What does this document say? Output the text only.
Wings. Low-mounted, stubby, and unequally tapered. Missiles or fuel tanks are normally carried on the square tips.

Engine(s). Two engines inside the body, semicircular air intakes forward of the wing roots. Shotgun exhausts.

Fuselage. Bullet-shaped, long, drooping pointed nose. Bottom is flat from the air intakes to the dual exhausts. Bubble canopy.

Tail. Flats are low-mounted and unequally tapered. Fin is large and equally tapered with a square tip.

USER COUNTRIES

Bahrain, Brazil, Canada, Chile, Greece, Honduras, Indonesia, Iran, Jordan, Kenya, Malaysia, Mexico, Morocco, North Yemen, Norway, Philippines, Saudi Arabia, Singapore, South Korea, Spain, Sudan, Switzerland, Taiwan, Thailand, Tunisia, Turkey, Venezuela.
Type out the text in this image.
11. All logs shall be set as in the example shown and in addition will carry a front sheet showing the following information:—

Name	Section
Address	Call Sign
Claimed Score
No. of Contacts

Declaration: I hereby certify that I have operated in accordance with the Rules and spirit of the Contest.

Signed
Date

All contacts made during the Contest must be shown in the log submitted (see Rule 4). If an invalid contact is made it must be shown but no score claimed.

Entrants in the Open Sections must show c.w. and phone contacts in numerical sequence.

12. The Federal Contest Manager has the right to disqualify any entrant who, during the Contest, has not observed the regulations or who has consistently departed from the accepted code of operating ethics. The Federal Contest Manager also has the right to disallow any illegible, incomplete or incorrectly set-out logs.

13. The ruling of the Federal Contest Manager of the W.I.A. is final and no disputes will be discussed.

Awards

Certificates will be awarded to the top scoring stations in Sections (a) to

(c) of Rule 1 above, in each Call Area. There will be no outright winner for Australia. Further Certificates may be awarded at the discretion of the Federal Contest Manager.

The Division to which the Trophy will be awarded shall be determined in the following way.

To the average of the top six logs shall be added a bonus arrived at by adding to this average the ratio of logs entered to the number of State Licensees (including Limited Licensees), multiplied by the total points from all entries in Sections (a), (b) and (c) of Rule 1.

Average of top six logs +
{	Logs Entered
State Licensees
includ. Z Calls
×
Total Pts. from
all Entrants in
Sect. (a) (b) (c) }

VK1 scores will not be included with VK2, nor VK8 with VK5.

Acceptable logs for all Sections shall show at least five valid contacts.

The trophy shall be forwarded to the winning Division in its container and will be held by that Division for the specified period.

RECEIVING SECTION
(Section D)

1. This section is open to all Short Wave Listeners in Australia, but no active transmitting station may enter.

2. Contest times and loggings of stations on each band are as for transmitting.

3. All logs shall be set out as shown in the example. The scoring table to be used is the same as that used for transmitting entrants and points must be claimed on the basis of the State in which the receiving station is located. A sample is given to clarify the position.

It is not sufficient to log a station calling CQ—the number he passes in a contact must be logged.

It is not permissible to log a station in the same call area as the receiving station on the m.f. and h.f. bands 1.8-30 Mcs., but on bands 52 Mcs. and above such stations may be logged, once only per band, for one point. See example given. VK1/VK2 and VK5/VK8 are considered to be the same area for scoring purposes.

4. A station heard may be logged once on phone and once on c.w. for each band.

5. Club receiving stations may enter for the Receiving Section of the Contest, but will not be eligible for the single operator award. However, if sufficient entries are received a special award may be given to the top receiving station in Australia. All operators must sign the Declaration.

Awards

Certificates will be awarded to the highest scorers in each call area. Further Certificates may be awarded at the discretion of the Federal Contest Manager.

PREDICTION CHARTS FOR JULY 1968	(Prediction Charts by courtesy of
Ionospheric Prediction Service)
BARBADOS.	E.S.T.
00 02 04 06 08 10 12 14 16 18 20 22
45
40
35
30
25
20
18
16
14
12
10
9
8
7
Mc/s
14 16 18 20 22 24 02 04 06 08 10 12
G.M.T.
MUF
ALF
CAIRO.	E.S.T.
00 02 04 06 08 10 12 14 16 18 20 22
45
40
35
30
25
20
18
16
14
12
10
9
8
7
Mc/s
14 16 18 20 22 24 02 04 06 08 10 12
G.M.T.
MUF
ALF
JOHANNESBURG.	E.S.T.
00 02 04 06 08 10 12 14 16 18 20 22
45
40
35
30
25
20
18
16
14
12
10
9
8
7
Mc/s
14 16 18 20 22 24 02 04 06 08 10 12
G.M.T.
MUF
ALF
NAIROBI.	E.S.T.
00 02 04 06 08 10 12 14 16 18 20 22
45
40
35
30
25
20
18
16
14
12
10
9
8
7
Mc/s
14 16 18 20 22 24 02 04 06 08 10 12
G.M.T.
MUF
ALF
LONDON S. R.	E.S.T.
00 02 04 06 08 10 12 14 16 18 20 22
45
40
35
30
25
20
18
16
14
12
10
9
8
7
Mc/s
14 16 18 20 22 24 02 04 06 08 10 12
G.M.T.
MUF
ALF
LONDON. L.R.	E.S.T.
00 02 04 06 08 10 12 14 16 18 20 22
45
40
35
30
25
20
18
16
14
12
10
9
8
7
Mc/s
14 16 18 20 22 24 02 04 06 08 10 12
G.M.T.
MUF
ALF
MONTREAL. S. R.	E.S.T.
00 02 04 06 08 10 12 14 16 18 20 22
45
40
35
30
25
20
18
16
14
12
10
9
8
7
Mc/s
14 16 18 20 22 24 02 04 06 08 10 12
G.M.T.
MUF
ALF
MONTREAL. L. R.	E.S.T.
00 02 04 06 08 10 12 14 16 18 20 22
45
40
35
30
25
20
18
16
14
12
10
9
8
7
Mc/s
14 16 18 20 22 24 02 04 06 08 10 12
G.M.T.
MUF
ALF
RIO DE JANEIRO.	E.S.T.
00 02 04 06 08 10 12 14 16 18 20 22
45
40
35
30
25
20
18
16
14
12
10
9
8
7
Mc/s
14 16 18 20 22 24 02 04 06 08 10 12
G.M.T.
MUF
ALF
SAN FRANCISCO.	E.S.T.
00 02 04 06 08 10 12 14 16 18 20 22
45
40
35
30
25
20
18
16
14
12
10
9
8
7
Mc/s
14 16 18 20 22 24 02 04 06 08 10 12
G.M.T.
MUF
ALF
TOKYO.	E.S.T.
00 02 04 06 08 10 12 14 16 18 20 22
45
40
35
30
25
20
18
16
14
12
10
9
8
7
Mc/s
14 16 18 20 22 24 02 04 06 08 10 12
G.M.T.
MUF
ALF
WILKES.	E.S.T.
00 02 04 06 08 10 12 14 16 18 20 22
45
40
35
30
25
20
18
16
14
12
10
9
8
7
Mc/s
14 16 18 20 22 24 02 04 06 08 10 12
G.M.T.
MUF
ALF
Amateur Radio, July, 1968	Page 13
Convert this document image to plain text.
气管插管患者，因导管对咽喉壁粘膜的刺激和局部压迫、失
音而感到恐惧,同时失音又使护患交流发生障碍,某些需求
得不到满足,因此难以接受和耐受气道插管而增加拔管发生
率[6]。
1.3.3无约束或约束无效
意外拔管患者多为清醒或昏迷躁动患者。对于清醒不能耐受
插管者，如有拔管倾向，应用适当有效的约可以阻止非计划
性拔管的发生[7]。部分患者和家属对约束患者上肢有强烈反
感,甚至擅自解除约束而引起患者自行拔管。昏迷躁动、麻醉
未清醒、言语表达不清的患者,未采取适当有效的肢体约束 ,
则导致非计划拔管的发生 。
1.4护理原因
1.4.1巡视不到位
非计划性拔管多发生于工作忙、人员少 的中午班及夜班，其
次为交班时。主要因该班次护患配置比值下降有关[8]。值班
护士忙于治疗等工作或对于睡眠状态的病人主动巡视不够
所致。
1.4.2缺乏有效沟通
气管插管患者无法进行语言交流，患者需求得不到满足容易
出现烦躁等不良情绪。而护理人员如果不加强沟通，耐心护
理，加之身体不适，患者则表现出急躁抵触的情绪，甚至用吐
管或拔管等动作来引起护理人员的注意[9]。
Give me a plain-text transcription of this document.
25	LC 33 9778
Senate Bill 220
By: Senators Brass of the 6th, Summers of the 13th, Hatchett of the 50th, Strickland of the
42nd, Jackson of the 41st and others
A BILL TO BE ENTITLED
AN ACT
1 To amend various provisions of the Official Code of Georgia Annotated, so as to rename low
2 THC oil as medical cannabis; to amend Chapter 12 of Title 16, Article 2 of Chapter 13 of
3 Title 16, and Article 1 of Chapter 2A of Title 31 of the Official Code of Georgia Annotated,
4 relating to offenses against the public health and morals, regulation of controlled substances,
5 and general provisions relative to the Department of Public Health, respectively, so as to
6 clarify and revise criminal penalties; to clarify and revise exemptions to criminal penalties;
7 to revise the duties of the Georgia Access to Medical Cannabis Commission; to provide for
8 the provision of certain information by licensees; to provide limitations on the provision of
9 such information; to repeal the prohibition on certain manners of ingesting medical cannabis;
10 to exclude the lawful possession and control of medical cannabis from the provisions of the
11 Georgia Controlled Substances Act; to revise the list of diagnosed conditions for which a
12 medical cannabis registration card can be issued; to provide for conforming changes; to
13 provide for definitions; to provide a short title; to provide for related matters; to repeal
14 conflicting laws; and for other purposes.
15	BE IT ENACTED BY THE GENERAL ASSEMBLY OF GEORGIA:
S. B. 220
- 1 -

__________

■ What the task asks: Find how many lines in the listing hold "Official", and reply with that number only.

■ Result: 2